◆ **INPUT RECORDS**:

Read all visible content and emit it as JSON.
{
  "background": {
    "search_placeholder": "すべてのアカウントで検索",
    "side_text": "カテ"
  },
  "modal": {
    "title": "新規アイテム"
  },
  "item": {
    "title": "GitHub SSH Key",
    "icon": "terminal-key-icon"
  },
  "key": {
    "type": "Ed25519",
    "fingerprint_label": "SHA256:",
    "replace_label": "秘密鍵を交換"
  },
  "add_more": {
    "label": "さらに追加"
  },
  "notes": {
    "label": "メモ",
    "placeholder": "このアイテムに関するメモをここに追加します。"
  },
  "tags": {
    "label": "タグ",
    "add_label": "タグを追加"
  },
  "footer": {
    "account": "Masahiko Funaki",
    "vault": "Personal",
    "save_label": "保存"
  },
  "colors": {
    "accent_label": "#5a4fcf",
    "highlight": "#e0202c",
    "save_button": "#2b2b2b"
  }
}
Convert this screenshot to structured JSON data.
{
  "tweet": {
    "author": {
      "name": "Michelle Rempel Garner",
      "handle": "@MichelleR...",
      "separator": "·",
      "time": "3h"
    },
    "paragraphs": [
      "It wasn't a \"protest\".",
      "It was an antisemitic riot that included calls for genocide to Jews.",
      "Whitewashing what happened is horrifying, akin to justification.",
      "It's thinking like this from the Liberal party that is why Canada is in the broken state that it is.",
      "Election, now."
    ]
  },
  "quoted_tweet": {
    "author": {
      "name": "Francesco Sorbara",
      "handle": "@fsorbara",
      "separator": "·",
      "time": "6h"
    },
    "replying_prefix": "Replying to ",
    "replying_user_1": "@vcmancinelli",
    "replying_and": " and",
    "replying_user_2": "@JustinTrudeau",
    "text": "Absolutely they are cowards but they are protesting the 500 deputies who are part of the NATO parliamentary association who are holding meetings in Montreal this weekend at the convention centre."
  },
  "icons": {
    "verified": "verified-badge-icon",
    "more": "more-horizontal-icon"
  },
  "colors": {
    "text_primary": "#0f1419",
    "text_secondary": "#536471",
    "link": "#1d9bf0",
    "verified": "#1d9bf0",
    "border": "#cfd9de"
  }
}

◆ **AIM OF THE EXERCISE**:
Copy out each line exactly as written.

◆ **EXERCISE OUTPUT**:
Read all visible content and emit it as JSON.
{
  "background": {
    "search_placeholder": "すべてのアカウントで検索",
    "side_text": "カテ"
  },
  "modal": {
    "title": "新規アイテム"
  },
  "item": {
    "title": "GitHub SSH Key",
    "icon": "terminal-key-icon"
  },
  "key": {
    "type": "Ed25519",
    "fingerprint_label": "SHA256:",
    "replace_label": "秘密鍵を交換"
  },
  "add_more": {
    "label": "さらに追加"
  },
  "notes": {
    "label": "メモ",
    "placeholder": "このアイテムに関するメモをここに追加します。"
  },
  "tags": {
    "label": "タグ",
    "add_label": "タグを追加"
  },
  "footer": {
    "account": "Masahiko Funaki",
    "vault": "Personal",
    "save_label": "保存"
  },
  "colors": {
    "accent_label": "#5a4fcf",
    "highlight": "#e0202c",
    "save_button": "#2b2b2b"
  }
}
Convert this screenshot to structured JSON data.
{
  "tweet": {
    "author": {
      "name": "Michelle Rempel Garner",
      "handle": "@MichelleR...",
      "separator": "·",
      "time": "3h"
    },
    "paragraphs": [
      "It wasn't a \"protest\".",
      "It was an antisemitic riot that included calls for genocide to Jews.",
      "Whitewashing what happened is horrifying, akin to justification.",
      "It's thinking like this from the Liberal party that is why Canada is in the broken state that it is.",
      "Election, now."
    ]
  },
  "quoted_tweet": {
    "author": {
      "name": "Francesco Sorbara",
      "handle": "@fsorbara",
      "separator": "·",
      "time": "6h"
    },
    "replying_prefix": "Replying to ",
    "replying_user_1": "@vcmancinelli",
    "replying_and": " and",
    "replying_user_2": "@JustinTrudeau",
    "text": "Absolutely they are cowards but they are protesting the 500 deputies who are part of the NATO parliamentary association who are holding meetings in Montreal this weekend at the convention centre."
  },
  "icons": {
    "verified": "verified-badge-icon",
    "more": "more-horizontal-icon"
  },
  "colors": {
    "text_primary": "#0f1419",
    "text_secondary": "#536471",
    "link": "#1d9bf0",
    "verified": "#1d9bf0",
    "border": "#cfd9de"
  }
}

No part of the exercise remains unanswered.